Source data
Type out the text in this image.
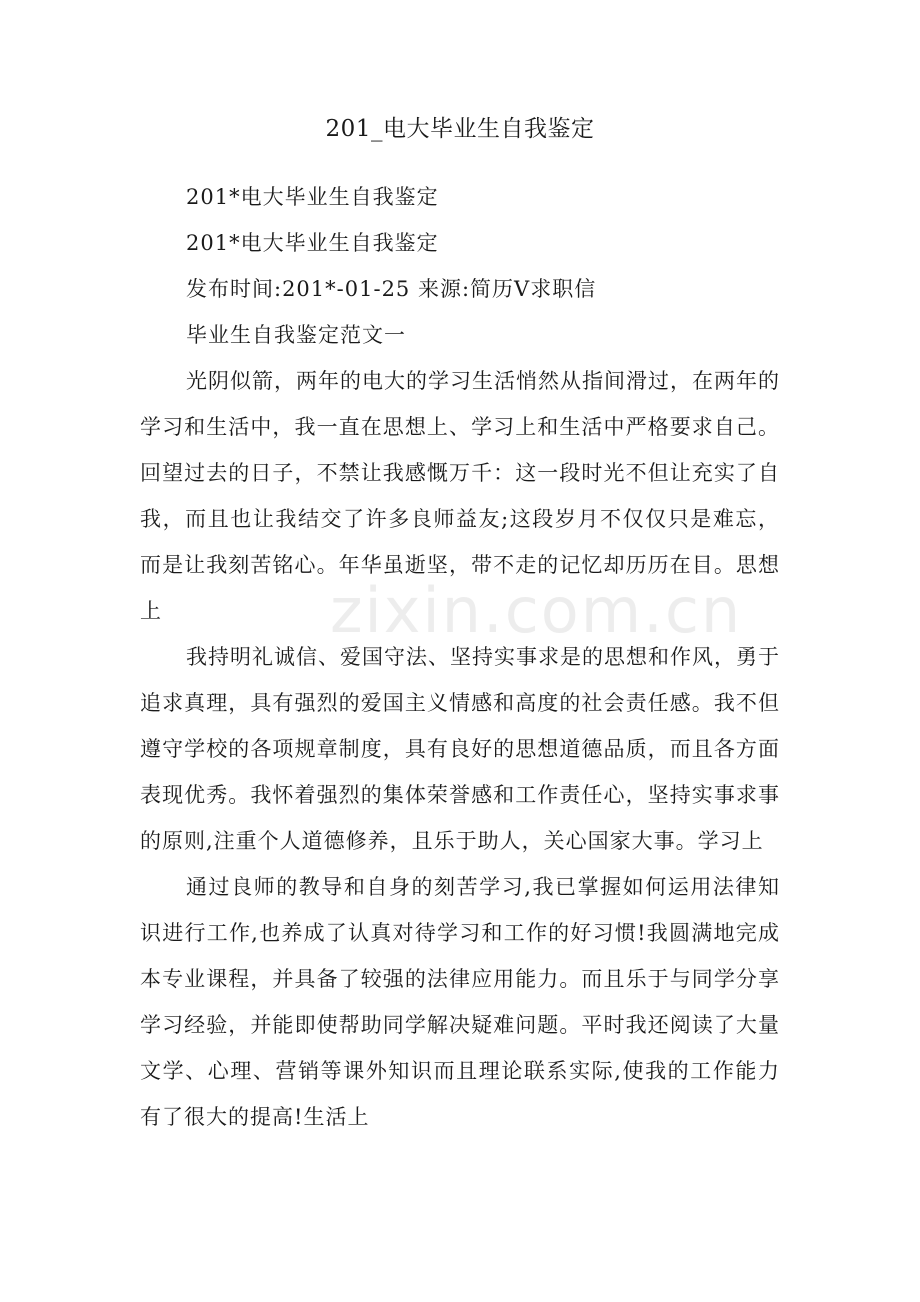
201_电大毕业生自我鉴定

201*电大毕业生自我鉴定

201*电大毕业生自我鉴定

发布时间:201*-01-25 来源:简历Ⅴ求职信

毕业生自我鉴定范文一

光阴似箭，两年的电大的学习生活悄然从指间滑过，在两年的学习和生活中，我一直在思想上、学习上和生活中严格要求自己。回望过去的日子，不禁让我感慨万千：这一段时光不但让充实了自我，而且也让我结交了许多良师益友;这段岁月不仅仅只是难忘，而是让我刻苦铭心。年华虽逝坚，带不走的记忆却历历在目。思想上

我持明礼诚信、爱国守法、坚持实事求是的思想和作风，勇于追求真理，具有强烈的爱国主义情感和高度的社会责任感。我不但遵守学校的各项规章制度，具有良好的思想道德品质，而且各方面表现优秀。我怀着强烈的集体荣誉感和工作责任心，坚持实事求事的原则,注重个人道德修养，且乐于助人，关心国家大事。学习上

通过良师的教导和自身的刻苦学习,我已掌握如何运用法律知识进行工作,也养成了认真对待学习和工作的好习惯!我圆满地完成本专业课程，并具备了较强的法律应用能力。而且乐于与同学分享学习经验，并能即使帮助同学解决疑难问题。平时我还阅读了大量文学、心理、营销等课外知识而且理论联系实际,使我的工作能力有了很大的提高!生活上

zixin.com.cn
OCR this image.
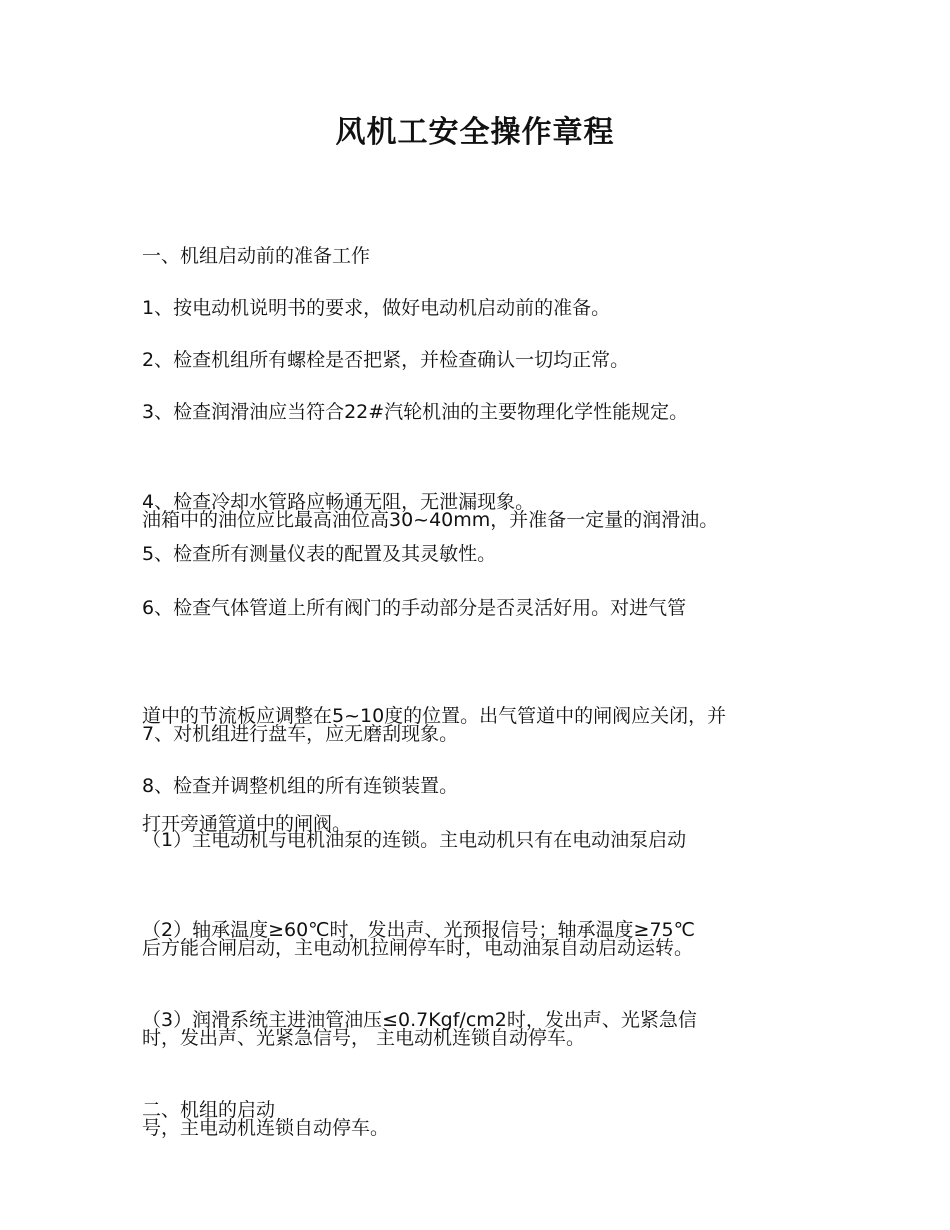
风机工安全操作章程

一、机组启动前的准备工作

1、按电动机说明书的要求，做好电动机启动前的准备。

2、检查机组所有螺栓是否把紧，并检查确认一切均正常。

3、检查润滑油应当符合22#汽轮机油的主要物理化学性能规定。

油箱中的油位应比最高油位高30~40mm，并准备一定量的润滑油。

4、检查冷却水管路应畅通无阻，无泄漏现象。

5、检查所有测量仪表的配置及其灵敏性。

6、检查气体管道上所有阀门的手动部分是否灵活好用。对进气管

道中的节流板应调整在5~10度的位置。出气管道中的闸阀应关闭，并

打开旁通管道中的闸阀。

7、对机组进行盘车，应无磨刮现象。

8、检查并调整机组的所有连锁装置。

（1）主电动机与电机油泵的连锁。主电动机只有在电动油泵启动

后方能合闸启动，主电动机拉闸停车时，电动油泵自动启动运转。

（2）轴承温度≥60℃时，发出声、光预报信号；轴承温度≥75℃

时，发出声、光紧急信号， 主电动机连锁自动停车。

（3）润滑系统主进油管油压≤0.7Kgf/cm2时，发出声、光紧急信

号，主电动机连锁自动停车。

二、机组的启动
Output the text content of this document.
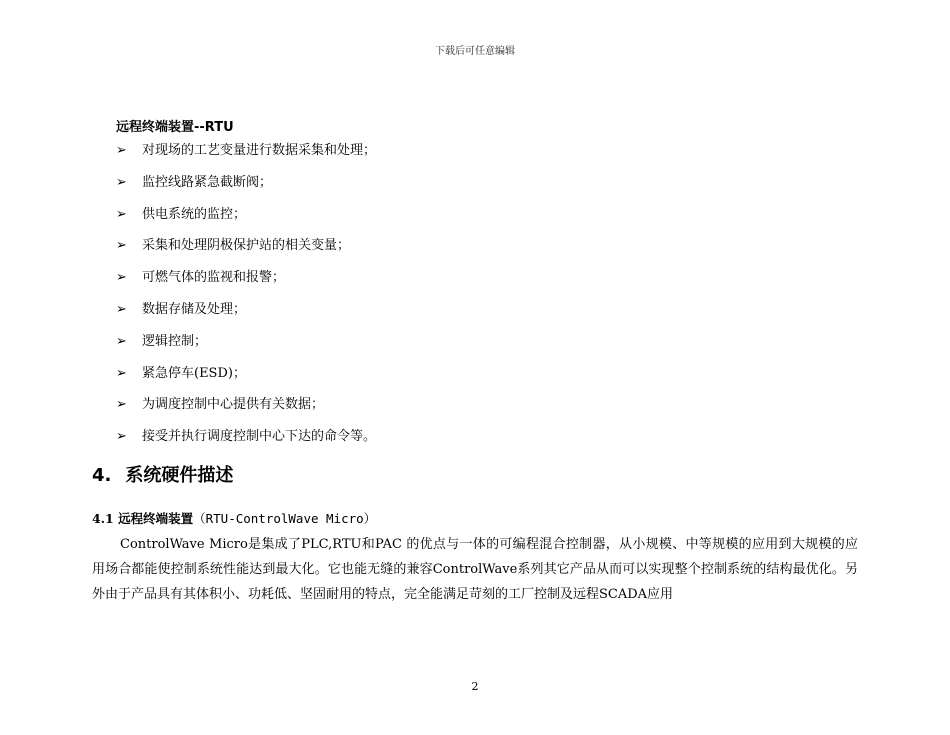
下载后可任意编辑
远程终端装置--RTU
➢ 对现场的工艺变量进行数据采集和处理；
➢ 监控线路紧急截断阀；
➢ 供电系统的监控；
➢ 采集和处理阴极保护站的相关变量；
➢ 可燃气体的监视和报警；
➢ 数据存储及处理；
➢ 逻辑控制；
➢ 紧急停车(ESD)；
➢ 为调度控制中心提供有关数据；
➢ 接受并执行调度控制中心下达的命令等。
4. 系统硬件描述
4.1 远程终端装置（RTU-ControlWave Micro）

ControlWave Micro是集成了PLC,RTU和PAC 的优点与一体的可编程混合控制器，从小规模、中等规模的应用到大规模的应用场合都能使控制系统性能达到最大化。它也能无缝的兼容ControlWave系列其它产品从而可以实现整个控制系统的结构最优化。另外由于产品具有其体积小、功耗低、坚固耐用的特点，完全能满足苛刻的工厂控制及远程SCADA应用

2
...
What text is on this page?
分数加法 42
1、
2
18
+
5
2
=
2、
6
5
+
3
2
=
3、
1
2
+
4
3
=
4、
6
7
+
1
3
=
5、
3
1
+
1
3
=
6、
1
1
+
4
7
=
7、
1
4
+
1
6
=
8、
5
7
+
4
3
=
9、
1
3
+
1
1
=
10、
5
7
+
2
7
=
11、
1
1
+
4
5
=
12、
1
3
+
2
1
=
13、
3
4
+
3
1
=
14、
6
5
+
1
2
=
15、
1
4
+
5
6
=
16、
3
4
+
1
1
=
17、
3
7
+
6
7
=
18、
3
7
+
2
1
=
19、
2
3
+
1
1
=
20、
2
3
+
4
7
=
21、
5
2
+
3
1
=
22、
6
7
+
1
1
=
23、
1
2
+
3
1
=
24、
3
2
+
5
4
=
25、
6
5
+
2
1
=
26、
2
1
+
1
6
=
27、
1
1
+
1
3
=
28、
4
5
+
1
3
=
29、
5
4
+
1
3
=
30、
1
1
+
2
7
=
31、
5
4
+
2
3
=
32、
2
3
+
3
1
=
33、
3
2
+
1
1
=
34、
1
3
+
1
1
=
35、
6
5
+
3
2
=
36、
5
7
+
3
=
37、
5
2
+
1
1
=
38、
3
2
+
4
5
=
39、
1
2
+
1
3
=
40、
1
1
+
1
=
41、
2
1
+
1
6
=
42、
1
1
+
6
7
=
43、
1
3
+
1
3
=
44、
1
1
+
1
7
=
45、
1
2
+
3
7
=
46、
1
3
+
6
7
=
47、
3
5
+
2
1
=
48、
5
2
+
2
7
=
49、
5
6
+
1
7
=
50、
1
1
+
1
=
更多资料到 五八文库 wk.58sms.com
---
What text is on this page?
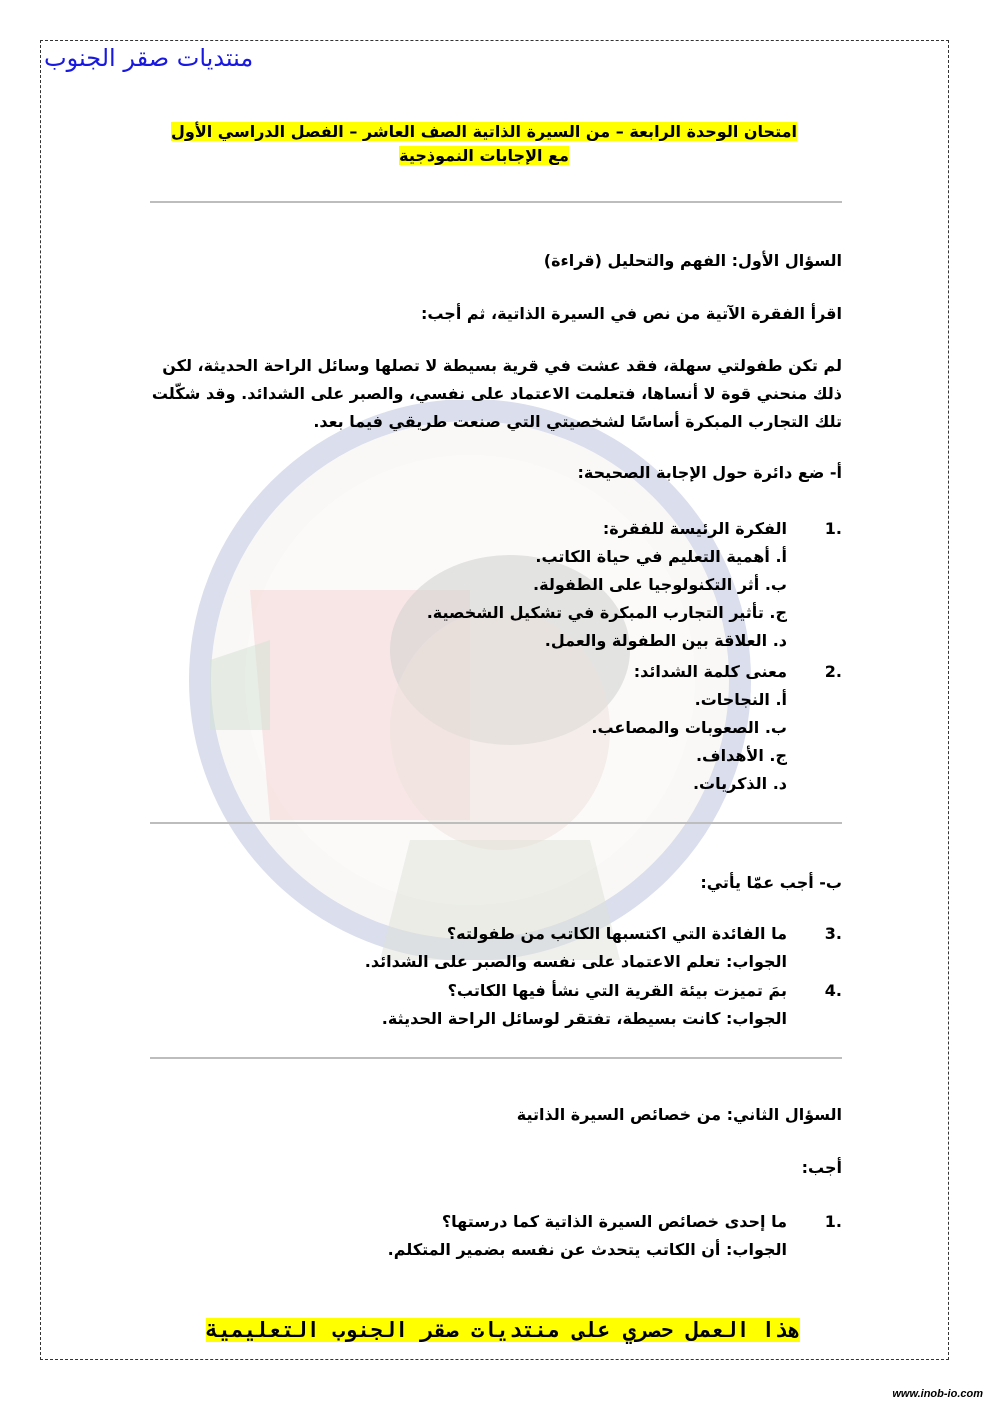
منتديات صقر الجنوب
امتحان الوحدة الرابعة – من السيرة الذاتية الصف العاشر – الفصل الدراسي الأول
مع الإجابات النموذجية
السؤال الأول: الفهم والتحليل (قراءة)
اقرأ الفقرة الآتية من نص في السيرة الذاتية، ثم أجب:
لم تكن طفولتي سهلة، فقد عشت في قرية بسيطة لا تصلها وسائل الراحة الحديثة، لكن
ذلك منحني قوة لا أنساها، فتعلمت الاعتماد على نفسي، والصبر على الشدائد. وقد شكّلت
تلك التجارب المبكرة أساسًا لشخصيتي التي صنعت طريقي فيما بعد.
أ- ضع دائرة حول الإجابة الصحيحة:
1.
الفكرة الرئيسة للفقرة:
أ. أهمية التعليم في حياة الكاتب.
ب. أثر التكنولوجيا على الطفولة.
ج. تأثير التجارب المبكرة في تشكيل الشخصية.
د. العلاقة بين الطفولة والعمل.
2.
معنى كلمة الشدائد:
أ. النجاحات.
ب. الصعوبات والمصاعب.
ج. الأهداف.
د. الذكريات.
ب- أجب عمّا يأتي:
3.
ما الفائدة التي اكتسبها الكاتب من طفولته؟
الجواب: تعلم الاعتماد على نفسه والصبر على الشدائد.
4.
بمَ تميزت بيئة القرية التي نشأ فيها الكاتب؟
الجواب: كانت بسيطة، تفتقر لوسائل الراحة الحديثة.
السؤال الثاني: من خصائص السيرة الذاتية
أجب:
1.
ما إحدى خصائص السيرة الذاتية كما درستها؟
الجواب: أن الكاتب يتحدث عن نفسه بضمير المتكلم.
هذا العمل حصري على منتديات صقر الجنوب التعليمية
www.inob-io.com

TASK DIRECTIONS: Search the records for the word "الراحة", then list every line that has it.

EXERCISE OUTPUT:
لم تكن طفولتي سهلة، فقد عشت في قرية بسيطة لا تصلها وسائل الراحة الحديثة، لكن
الجواب: كانت بسيطة، تفتقر لوسائل الراحة الحديثة.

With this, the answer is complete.